- SET PROBLEM -
Write out all of the records precisely. Skip anything that is a picture.
===
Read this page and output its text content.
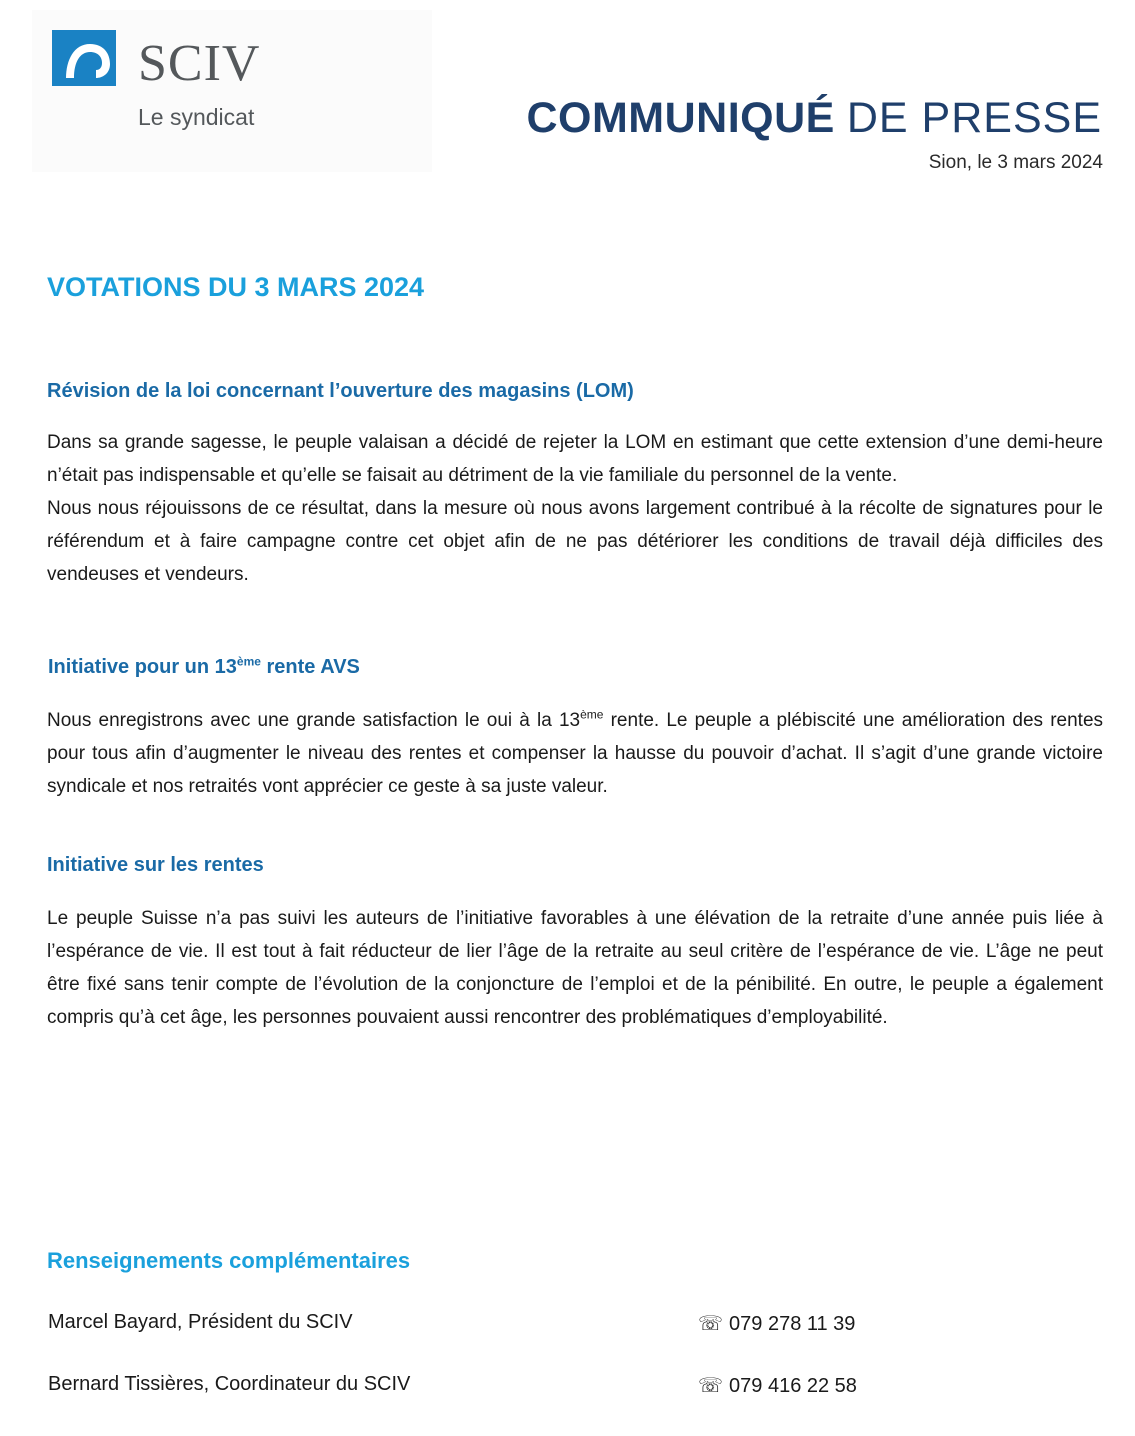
SCIV
Le syndicat	COMMUNIQUÉ DE PRESSE
Sion, le 3 mars 2024
VOTATIONS DU 3 MARS 2024
Révision de la loi concernant l’ouverture des magasins (LOM)

Dans sa grande sagesse, le peuple valaisan a décidé de rejeter la LOM en estimant que cette extension d’une demi-heure n’était pas indispensable et qu’elle se faisait au détriment de la vie familiale du personnel de la vente.

Nous nous réjouissons de ce résultat, dans la mesure où nous avons largement contribué à la récolte de signatures pour le référendum et à faire campagne contre cet objet afin de ne pas détériorer les conditions de travail déjà difficiles des vendeuses et vendeurs.

Initiative pour un 13ème rente AVS

Nous enregistrons avec une grande satisfaction le oui à la 13ème rente. Le peuple a plébiscité une amélioration des rentes pour tous afin d’augmenter le niveau des rentes et compenser la hausse du pouvoir d’achat. Il s’agit d’une grande victoire syndicale et nos retraités vont apprécier ce geste à sa juste valeur.

Initiative sur les rentes

Le peuple Suisse n’a pas suivi les auteurs de l’initiative favorables à une élévation de la retraite d’une année puis liée à l’espérance de vie. Il est tout à fait réducteur de lier l’âge de la retraite au seul critère de l’espérance de vie. L’âge ne peut être fixé sans tenir compte de l’évolution de la conjoncture de l’emploi et de la pénibilité. En outre, le peuple a également compris qu’à cet âge, les personnes pouvaient aussi rencontrer des problématiques d’employabilité.

Renseignements complémentaires
Marcel Bayard, Président du SCIV	☏ 079 278 11 39
Bernard Tissières, Coordinateur du SCIV	☏ 079 416 22 58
===
- EXERCISE RESPONSE -
Read this page and output its text content.
SCIV
Le syndicat	COMMUNIQUÉ DE PRESSE
Sion, le 3 mars 2024
VOTATIONS DU 3 MARS 2024
Révision de la loi concernant l’ouverture des magasins (LOM)

Dans sa grande sagesse, le peuple valaisan a décidé de rejeter la LOM en estimant que cette extension d’une demi-heure n’était pas indispensable et qu’elle se faisait au détriment de la vie familiale du personnel de la vente.

Nous nous réjouissons de ce résultat, dans la mesure où nous avons largement contribué à la récolte de signatures pour le référendum et à faire campagne contre cet objet afin de ne pas détériorer les conditions de travail déjà difficiles des vendeuses et vendeurs.

Initiative pour un 13ème rente AVS

Nous enregistrons avec une grande satisfaction le oui à la 13ème rente. Le peuple a plébiscité une amélioration des rentes pour tous afin d’augmenter le niveau des rentes et compenser la hausse du pouvoir d’achat. Il s’agit d’une grande victoire syndicale et nos retraités vont apprécier ce geste à sa juste valeur.

Initiative sur les rentes

Le peuple Suisse n’a pas suivi les auteurs de l’initiative favorables à une élévation de la retraite d’une année puis liée à l’espérance de vie. Il est tout à fait réducteur de lier l’âge de la retraite au seul critère de l’espérance de vie. L’âge ne peut être fixé sans tenir compte de l’évolution de la conjoncture de l’emploi et de la pénibilité. En outre, le peuple a également compris qu’à cet âge, les personnes pouvaient aussi rencontrer des problématiques d’employabilité.

Renseignements complémentaires
Marcel Bayard, Président du SCIV	☏ 079 278 11 39
Bernard Tissières, Coordinateur du SCIV	☏ 079 416 22 58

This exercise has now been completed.